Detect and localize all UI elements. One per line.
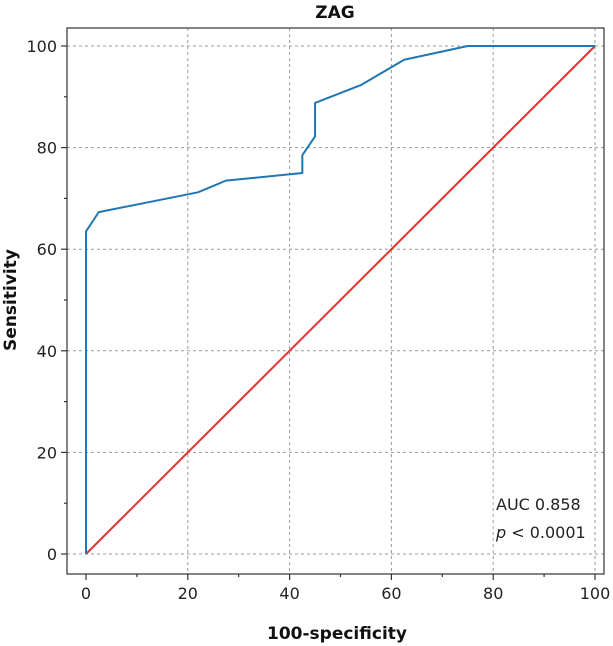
- reference-diagonal-line: [85, 45, 596, 555]
- x-tick-label-40: 40: [279, 584, 299, 603]
- x-tick-label-20: 20: [178, 584, 198, 603]
- x-tick-label-80: 80: [483, 584, 503, 603]
- series-group: [85, 45, 596, 555]
- y-axis-label: Sensitivity: [1, 249, 21, 351]
- axis-ticks: 0 20 40 60 80 100 0 20 40 60 80 100: [26, 37, 610, 603]
- x-tick-label-100: 100: [580, 584, 611, 603]
- p-symbol: p: [495, 523, 506, 542]
- y-tick-label-80: 80: [37, 139, 57, 158]
- y-tick-label-40: 40: [37, 342, 57, 361]
- y-tick-label-0: 0: [47, 545, 57, 564]
- chart-title: ZAG: [315, 3, 354, 23]
- x-tick-label-0: 0: [81, 584, 91, 603]
- p-value-annotation: p < 0.0001: [495, 523, 586, 542]
- y-tick-label-60: 60: [37, 240, 57, 259]
- plot-frame: [66, 27, 605, 575]
- x-axis-label: 100-specificity: [267, 624, 407, 644]
- p-value-text: < 0.0001: [506, 523, 586, 542]
- y-tick-label-100: 100: [26, 37, 57, 56]
- grid-lines: [67, 28, 604, 574]
- y-tick-label-20: 20: [37, 443, 57, 462]
- roc-curve-line: [85, 45, 595, 554]
- auc-annotation: AUC 0.858: [496, 495, 581, 514]
- x-tick-label-60: 60: [381, 584, 401, 603]
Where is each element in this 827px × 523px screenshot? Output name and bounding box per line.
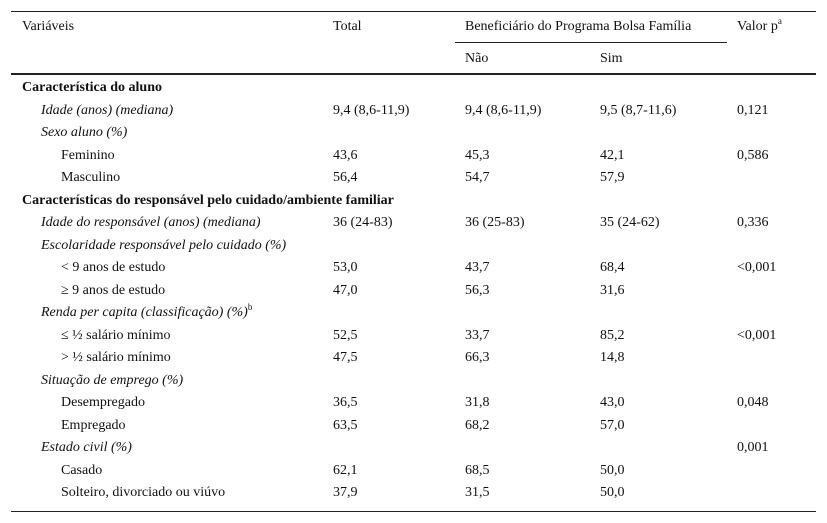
variable-label: Renda per capita (classificação) (%)b: [41, 302, 253, 321]
column-header: Variáveis: [22, 19, 75, 34]
cell: 57,9: [600, 170, 625, 185]
category-label: Casado: [61, 462, 103, 478]
cell: 47,5: [333, 350, 358, 365]
cell: 50,0: [600, 462, 625, 478]
cell: 0,001: [737, 440, 769, 455]
cell: 35 (24-62): [600, 215, 660, 230]
section-title: Características do responsável pelo cuid…: [22, 192, 394, 208]
cell: 31,8: [465, 395, 490, 410]
cell: 68,5: [465, 462, 490, 478]
cell: 68,4: [600, 260, 625, 275]
cell: 9,5 (8,7-11,6): [600, 102, 677, 118]
cell: 42,1: [600, 147, 625, 163]
category-label: Desempregado: [61, 395, 145, 410]
category-label: > ½ salário mínimo: [61, 350, 171, 365]
cell: 54,7: [465, 170, 490, 185]
category-label: ≤ ½ salário mínimo: [61, 327, 171, 343]
cell: 47,0: [333, 282, 358, 298]
variable-label: Idade do responsável (anos) (mediana): [41, 215, 261, 230]
cell: 31,5: [465, 485, 490, 500]
group-header: Beneficiário do Programa Bolsa Família: [465, 19, 692, 34]
cell: 68,2: [465, 417, 490, 433]
cell: 50,0: [600, 485, 625, 500]
cell: 31,6: [600, 282, 625, 298]
cell: 37,9: [333, 485, 358, 500]
cell: 53,0: [333, 260, 358, 275]
top-rule: [11, 11, 816, 12]
category-label: Empregado: [61, 417, 126, 433]
section-title: Característica do aluno: [22, 80, 162, 95]
column-header: Sim: [600, 51, 623, 66]
cell: 9,4 (8,6-11,9): [333, 102, 410, 118]
footnote-mark: b: [247, 302, 253, 312]
group-rule: [455, 42, 727, 43]
footnote-mark: a: [777, 16, 782, 26]
cell: 43,0: [600, 395, 625, 410]
cell: 9,4 (8,6-11,9): [465, 102, 542, 118]
cell: 0,336: [737, 215, 769, 230]
category-label: Masculino: [61, 170, 121, 185]
cell: 56,4: [333, 170, 358, 185]
cell: 36,5: [333, 395, 358, 410]
cell: 43,7: [465, 260, 490, 275]
cell: 0,121: [737, 102, 769, 118]
category-label: < 9 anos de estudo: [61, 260, 166, 275]
bottom-rule: [11, 511, 816, 512]
cell: <0,001: [737, 260, 777, 275]
header-rule: [11, 73, 816, 75]
category-label: Solteiro, divorciado ou viúvo: [61, 485, 226, 500]
cell: 0,048: [737, 395, 769, 410]
cell: 85,2: [600, 327, 625, 343]
cell: 45,3: [465, 147, 490, 163]
cell: 56,3: [465, 282, 490, 298]
cell: 14,8: [600, 350, 625, 365]
cell: <0,001: [737, 327, 777, 343]
column-header: Valor pa: [737, 16, 782, 35]
cell: 63,5: [333, 417, 358, 433]
column-header: Total: [333, 19, 362, 34]
cell: 62,1: [333, 462, 358, 478]
variable-label: Estado civil (%): [41, 440, 132, 455]
cell: 0,586: [737, 147, 769, 163]
column-header: Não: [465, 51, 489, 66]
cell: 36 (24-83): [333, 215, 393, 230]
variable-label: Idade (anos) (mediana): [41, 102, 174, 118]
cell: 57,0: [600, 417, 625, 433]
cell: 43,6: [333, 147, 358, 163]
cell: 52,5: [333, 327, 358, 343]
category-label: Feminino: [61, 147, 115, 163]
variable-label: Situação de emprego (%): [41, 372, 184, 388]
cell: 33,7: [465, 327, 490, 343]
variable-label: Escolaridade responsável pelo cuidado (%…: [41, 237, 287, 253]
category-label: ≥ 9 anos de estudo: [61, 282, 166, 298]
variable-label: Sexo aluno (%): [41, 125, 128, 140]
cell: 36 (25-83): [465, 215, 525, 230]
cell: 66,3: [465, 350, 490, 365]
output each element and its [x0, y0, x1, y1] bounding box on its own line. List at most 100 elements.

○ ○ ○

Set exercise –
Which lines in the material above contain the string "axis"? Show each of them in full.

Finished exercise –
- y-axis-label: Sensitivity: [1, 249, 21, 351]
- axis-ticks: 0 20 40 60 80 100 0 20 40 60 80 100: [26, 37, 610, 603]
- x-axis-label: 100-specificity: [267, 624, 407, 644]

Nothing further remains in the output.